**Исходный фрагмент:**
Озвученной целью названной организации является защита памяти о блокаде не столько от забвения, сколько от попыток «ревизионизма», исходящего изнутри страны или «враждебного» Запада. Транспаранты и знамена шествия «Бессмертный Ленинград», как и бюллетень этой организации, дают представление о концепции подлинной истории блокады Ленинграда, которую она продвигает: это была не катастрофа, а «славный» и «великий» подвиг, «пример храбрости и стойкости нашего народа». Но миссия этой организации не ограничивается одной лишь памятью о блокаде, ее задача – «воспитывать на примере наших героев» юное поколение. Тем самым блокада Ленинграда используется как пример для подражания, служа военно-патриотическим целям и приводя молодежи пример «преданных» и «готовых пожертвовать своей жизнью ради Победы» блокадников, чей опыт говорит о «важности защиты своей Родины» [27].

**Условие задания:** От чего, согласно фрагменту о памяти о блокаде Ленинграда, названная организация стремится защищать эту память?

**Записи набора данных:**
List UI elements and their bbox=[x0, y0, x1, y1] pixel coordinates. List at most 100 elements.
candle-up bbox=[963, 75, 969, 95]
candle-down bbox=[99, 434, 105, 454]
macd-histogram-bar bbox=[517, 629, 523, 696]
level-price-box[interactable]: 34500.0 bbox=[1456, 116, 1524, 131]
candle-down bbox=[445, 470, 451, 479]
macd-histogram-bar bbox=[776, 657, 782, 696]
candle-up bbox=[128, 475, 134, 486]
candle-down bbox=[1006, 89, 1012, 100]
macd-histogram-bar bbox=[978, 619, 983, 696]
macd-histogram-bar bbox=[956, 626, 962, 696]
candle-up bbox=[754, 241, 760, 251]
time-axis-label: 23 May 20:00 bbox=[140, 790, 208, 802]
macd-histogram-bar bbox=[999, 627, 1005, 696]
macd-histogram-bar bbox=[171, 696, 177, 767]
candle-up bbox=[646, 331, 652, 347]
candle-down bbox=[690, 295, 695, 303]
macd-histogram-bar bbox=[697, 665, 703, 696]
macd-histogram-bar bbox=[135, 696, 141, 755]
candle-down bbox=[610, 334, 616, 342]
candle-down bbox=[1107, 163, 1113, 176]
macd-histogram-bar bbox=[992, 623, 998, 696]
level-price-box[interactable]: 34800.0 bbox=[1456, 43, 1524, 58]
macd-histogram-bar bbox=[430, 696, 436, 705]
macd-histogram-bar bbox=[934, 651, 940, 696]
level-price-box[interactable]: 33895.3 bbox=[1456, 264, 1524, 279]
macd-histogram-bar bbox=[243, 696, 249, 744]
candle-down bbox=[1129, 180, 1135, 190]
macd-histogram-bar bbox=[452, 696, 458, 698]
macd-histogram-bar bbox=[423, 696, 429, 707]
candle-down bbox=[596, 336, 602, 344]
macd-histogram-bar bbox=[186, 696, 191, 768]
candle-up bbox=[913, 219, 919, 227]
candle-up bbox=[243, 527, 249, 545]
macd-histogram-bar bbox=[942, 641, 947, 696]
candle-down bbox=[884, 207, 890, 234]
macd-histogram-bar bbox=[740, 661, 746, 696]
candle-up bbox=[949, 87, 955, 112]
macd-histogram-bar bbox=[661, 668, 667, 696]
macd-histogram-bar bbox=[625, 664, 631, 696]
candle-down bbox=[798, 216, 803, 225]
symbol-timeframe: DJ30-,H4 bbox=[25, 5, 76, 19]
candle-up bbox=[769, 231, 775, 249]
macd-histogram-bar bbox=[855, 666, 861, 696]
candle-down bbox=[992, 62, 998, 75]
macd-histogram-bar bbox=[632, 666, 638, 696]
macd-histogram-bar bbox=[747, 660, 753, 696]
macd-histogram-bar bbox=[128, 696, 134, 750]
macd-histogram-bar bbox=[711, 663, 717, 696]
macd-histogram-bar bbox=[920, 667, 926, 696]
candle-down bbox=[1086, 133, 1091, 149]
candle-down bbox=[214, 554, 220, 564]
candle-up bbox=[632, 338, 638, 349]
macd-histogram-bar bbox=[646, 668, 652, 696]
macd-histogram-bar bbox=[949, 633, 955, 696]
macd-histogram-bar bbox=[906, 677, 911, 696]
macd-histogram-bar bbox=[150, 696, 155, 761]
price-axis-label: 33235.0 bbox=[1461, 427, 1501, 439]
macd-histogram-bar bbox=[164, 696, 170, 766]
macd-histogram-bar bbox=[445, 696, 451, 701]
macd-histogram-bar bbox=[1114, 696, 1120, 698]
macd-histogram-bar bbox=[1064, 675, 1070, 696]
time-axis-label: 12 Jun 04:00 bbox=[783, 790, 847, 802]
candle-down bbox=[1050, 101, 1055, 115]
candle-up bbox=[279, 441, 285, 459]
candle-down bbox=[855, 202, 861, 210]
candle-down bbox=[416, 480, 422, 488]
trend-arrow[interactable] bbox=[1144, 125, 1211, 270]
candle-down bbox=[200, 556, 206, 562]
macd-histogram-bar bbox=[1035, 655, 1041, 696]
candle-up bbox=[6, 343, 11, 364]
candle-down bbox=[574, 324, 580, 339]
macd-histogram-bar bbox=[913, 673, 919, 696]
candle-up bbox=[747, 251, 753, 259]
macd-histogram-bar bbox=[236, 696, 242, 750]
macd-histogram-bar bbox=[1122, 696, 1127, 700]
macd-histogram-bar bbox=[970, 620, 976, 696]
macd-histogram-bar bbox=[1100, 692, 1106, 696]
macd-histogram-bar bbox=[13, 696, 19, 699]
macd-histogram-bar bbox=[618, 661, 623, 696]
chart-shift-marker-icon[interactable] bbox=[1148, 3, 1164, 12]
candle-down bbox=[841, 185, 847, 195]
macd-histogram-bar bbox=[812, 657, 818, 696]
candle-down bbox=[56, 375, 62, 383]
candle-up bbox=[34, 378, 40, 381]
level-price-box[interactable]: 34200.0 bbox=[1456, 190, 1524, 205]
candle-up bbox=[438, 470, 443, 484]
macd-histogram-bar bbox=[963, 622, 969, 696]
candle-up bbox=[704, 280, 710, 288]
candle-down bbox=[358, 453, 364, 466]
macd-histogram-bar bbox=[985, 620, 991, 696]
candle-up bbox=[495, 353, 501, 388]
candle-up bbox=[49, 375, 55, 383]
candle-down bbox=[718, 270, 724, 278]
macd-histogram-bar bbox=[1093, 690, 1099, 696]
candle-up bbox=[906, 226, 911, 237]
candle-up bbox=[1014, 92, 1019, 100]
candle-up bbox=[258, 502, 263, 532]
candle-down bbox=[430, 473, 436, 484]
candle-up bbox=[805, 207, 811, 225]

**Выполненное задание:** Не столько от забвения, сколько от попыток «ревизионизма», исходящего изнутри страны или от «враждебного» Запада.